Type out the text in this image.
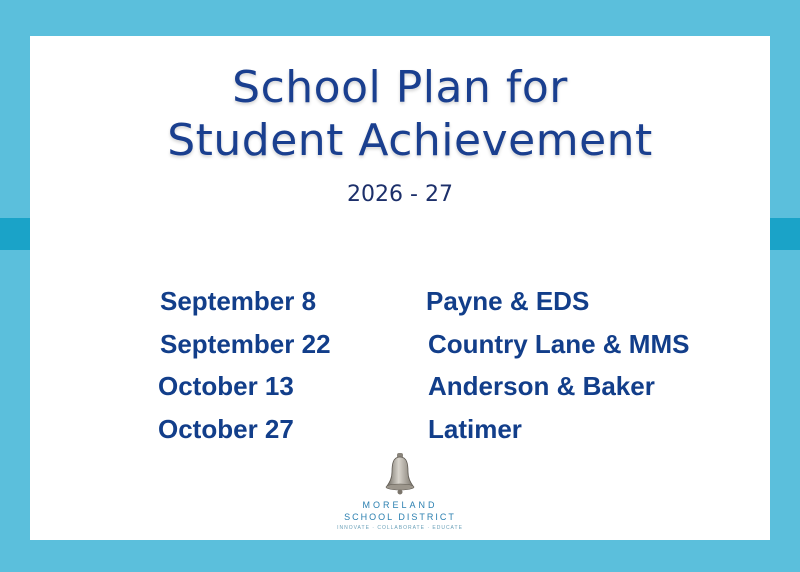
School Plan for
Student Achievement
2026 - 27
September 8	Payne & EDS
September 22	Country Lane & MMS
October 13	Anderson & Baker
October 27	Latimer
MORELAND
SCHOOL DISTRICT
INNOVATE · COLLABORATE · EDUCATE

+++++

*WRITTEN REQUEST*. Exclude the pictures. Write out the remaining data exactly.

*REPLY TO THE TASK*.
Type out the text in this image.
School Plan for
Student Achievement
2026 - 27
September 8	Payne & EDS
September 22	Country Lane & MMS
October 13	Anderson & Baker
October 27	Latimer
MORELAND
SCHOOL DISTRICT
INNOVATE · COLLABORATE · EDUCATE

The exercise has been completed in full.